### [GOAL OF THE EXERCISE]
Using the records below, please work out how many lines contain "TradingView"; answer with the number alone.

Excerpts from a figure dataset:
○ ○ ○ ○
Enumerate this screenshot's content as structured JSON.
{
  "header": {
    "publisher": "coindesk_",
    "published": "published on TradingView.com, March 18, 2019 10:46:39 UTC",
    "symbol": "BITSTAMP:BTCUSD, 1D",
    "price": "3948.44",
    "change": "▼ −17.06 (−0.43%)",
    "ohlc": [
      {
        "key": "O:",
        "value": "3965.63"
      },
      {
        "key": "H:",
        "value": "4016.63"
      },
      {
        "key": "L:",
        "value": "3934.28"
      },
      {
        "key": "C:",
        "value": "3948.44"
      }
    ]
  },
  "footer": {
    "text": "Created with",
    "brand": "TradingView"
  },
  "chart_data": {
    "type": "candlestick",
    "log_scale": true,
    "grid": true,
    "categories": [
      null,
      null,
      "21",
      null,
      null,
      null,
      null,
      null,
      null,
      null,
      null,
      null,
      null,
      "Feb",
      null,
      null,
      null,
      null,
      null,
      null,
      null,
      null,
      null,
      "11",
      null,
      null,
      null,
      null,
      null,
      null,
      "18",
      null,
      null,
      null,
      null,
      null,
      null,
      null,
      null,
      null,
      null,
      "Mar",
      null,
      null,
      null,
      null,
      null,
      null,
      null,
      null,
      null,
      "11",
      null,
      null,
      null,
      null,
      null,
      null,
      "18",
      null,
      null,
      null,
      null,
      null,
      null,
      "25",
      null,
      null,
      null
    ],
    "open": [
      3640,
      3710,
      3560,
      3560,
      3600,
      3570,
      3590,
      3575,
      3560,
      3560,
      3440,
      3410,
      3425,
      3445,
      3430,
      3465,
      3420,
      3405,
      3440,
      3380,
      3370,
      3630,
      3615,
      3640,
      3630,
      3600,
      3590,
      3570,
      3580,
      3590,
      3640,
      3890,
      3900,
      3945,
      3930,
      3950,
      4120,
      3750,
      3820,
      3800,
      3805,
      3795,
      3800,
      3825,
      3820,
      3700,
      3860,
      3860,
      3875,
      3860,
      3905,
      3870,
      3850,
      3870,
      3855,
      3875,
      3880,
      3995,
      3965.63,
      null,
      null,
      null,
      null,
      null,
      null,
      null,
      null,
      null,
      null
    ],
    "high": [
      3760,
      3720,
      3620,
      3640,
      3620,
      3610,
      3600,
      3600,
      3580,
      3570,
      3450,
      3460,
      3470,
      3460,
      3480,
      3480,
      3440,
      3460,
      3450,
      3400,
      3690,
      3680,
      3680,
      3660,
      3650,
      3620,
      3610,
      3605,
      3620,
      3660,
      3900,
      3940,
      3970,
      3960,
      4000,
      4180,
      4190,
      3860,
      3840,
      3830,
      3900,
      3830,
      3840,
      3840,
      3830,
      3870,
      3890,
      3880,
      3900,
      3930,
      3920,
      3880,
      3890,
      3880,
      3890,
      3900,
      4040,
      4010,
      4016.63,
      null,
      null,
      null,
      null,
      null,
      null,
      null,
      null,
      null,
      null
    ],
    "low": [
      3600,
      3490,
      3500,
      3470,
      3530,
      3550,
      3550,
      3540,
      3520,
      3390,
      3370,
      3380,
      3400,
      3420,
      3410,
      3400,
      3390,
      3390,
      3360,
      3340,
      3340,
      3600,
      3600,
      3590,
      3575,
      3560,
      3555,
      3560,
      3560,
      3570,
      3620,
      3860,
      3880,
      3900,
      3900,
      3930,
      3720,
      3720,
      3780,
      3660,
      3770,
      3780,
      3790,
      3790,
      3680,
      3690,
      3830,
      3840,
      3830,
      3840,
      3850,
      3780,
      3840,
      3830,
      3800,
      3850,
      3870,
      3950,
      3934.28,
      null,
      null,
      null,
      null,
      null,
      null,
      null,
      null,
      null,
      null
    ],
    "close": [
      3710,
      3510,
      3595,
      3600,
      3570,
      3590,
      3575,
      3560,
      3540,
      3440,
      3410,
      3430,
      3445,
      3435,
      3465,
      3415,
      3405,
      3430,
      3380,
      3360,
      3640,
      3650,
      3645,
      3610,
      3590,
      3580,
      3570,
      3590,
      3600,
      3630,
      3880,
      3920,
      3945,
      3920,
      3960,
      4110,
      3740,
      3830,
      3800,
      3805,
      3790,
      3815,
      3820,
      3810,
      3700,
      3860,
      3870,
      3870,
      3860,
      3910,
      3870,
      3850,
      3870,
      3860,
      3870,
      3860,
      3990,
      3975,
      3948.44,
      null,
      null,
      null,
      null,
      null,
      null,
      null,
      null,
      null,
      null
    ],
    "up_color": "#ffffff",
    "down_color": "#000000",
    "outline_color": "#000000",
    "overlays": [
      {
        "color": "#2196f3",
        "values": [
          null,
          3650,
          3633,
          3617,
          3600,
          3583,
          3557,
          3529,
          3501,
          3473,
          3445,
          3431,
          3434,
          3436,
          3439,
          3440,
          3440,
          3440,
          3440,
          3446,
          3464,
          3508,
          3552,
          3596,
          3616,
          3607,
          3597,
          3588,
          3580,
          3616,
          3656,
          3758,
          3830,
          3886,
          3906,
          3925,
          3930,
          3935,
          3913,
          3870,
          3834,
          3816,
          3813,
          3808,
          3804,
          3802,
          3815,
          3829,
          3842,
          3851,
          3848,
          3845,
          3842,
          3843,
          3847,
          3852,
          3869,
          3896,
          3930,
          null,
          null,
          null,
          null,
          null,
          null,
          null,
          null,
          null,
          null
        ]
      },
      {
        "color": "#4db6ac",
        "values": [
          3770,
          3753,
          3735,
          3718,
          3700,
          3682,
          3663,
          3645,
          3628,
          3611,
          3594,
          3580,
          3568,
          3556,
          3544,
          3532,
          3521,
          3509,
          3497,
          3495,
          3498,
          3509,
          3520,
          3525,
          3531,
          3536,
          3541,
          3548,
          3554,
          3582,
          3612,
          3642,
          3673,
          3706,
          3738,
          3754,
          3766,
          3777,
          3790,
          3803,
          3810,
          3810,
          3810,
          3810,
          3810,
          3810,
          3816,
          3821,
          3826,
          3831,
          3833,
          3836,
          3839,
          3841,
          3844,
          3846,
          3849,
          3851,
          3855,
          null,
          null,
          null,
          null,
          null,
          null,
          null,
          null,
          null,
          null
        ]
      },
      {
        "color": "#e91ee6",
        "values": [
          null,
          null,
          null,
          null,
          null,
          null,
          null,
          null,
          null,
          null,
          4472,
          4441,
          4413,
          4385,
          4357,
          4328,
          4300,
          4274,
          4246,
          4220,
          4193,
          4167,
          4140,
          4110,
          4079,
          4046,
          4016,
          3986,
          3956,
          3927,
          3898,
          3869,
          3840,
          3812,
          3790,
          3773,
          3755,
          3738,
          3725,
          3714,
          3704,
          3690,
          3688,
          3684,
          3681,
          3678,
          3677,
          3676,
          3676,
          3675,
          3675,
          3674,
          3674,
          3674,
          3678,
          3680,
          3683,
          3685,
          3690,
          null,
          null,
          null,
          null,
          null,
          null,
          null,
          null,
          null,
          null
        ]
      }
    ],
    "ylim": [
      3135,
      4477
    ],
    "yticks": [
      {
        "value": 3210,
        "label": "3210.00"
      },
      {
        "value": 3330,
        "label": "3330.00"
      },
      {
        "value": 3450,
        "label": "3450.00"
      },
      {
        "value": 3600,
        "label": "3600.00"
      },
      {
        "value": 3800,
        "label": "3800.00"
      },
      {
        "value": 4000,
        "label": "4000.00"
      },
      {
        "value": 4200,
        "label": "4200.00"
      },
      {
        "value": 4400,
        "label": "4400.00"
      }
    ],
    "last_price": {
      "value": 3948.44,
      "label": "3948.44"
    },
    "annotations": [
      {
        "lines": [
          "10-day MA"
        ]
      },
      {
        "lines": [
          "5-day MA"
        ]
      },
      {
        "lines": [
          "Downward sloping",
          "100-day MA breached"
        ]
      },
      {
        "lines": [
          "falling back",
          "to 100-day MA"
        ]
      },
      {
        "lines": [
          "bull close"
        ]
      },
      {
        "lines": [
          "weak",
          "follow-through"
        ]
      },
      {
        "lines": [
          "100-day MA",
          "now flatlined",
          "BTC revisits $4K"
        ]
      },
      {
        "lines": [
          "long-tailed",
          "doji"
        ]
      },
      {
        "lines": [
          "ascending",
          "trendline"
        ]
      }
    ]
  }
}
○ ○ ○ ○
### [RESULT BELOW]
2